> **Written problem**:
What follows are records. Restate all of them word for word.

> **Working data**:
↓
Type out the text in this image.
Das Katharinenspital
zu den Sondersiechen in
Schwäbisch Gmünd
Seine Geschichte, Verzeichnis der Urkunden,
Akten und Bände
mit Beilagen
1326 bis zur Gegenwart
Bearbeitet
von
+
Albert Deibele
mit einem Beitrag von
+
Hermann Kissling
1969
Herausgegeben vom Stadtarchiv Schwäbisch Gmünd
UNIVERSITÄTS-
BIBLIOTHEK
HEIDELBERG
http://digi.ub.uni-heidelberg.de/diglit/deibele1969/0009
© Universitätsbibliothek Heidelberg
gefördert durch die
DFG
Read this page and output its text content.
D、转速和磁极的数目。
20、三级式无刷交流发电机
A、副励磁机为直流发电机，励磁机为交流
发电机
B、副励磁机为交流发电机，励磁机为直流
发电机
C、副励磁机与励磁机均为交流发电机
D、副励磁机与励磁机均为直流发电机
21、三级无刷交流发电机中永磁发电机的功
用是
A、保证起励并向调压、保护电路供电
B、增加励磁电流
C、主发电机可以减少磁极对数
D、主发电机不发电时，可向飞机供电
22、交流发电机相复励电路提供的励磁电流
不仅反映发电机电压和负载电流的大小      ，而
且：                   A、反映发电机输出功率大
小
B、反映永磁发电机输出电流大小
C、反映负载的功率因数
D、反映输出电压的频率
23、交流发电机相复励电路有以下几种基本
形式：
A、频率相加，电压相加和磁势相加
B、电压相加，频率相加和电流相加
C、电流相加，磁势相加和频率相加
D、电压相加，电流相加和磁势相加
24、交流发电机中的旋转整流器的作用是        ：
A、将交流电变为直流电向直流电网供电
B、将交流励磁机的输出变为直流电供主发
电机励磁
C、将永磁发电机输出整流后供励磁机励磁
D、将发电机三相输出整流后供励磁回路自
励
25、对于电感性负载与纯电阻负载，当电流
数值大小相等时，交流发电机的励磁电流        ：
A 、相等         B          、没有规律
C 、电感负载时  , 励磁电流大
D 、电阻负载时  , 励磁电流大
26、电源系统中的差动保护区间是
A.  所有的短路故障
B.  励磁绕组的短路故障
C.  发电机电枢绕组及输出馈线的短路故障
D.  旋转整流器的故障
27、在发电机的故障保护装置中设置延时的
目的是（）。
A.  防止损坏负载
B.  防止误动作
↑
> **Expected answer**:
Type out the text in this image.
Das Katharinenspital
zu den Sondersiechen in
Schwäbisch Gmünd
Seine Geschichte, Verzeichnis der Urkunden,
Akten und Bände
mit Beilagen
1326 bis zur Gegenwart
Bearbeitet
von
+
Albert Deibele
mit einem Beitrag von
+
Hermann Kissling
1969
Herausgegeben vom Stadtarchiv Schwäbisch Gmünd
UNIVERSITÄTS-
BIBLIOTHEK
HEIDELBERG
http://digi.ub.uni-heidelberg.de/diglit/deibele1969/0009
© Universitätsbibliothek Heidelberg
gefördert durch die
DFG
Read this page and output its text content.
D、转速和磁极的数目。
20、三级式无刷交流发电机
A、副励磁机为直流发电机，励磁机为交流
发电机
B、副励磁机为交流发电机，励磁机为直流
发电机
C、副励磁机与励磁机均为交流发电机
D、副励磁机与励磁机均为直流发电机
21、三级无刷交流发电机中永磁发电机的功
用是
A、保证起励并向调压、保护电路供电
B、增加励磁电流
C、主发电机可以减少磁极对数
D、主发电机不发电时，可向飞机供电
22、交流发电机相复励电路提供的励磁电流
不仅反映发电机电压和负载电流的大小      ，而
且：                   A、反映发电机输出功率大
小
B、反映永磁发电机输出电流大小
C、反映负载的功率因数
D、反映输出电压的频率
23、交流发电机相复励电路有以下几种基本
形式：
A、频率相加，电压相加和磁势相加
B、电压相加，频率相加和电流相加
C、电流相加，磁势相加和频率相加
D、电压相加，电流相加和磁势相加
24、交流发电机中的旋转整流器的作用是        ：
A、将交流电变为直流电向直流电网供电
B、将交流励磁机的输出变为直流电供主发
电机励磁
C、将永磁发电机输出整流后供励磁机励磁
D、将发电机三相输出整流后供励磁回路自
励
25、对于电感性负载与纯电阻负载，当电流
数值大小相等时，交流发电机的励磁电流        ：
A 、相等         B          、没有规律
C 、电感负载时  , 励磁电流大
D 、电阻负载时  , 励磁电流大
26、电源系统中的差动保护区间是
A.  所有的短路故障
B.  励磁绕组的短路故障
C.  发电机电枢绕组及输出馈线的短路故障
D.  旋转整流器的故障
27、在发电机的故障保护装置中设置延时的
目的是（）。
A.  防止损坏负载
B.  防止误动作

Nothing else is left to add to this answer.